- PROMPT:
Draw out every line with the word "center" from the listing below.

━━━━━ DATASET ENTRIES

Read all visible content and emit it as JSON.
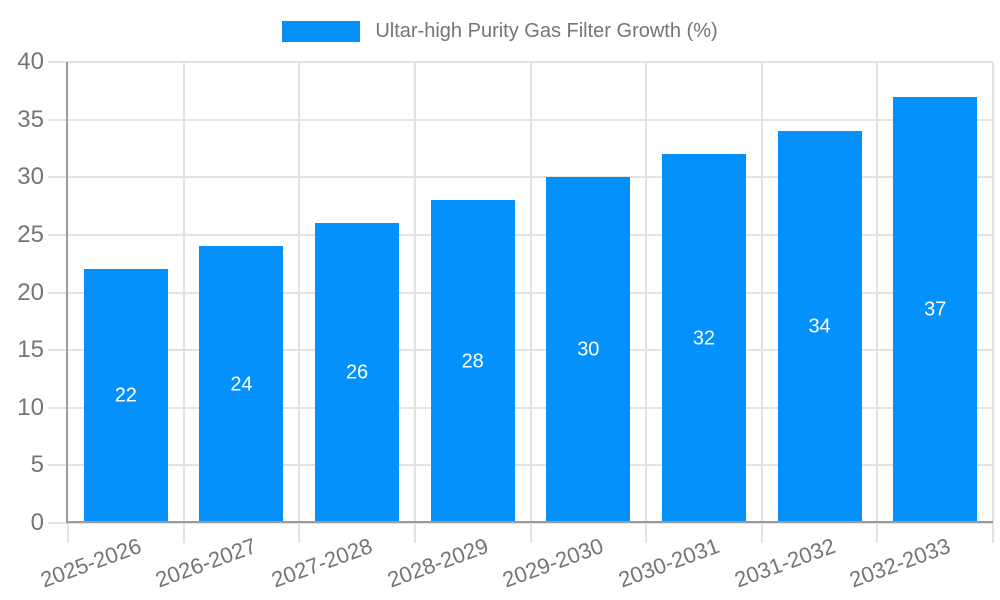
{
  "legend": {
    "label": "Ultar-high Purity Gas Filter Growth (%)",
    "swatch_color": "#0591fb"
  },
  "chart_data": {
    "type": "bar",
    "title": "",
    "series_name": "Ultar-high Purity Gas Filter Growth (%)",
    "categories": [
      "2025-2026",
      "2026-2027",
      "2027-2028",
      "2028-2029",
      "2029-2030",
      "2030-2031",
      "2031-2032",
      "2032-2033"
    ],
    "values": [
      22,
      24,
      26,
      28,
      30,
      32,
      34,
      37
    ],
    "value_labels": [
      "22",
      "24",
      "26",
      "28",
      "30",
      "32",
      "34",
      "37"
    ],
    "value_labels_position": "inside-center",
    "xlabel": "",
    "ylabel": "",
    "ylim": [
      0,
      40
    ],
    "ytick_step": 5,
    "yticks": [
      "0",
      "5",
      "10",
      "15",
      "20",
      "25",
      "30",
      "35",
      "40"
    ],
    "grid": true,
    "legend_position": "top-center"
  },
  "colors": {
    "bar": "#0591fb",
    "grid": "#e3e3e3",
    "axis": "#9b9b9b",
    "tick_label": "#757575",
    "value_label": "#ffffff",
    "background": "#ffffff"
  }
}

━━━━━━━━━━

- OUTPUT:
    "value_labels_position": "inside-center",
    "legend_position": "top-center"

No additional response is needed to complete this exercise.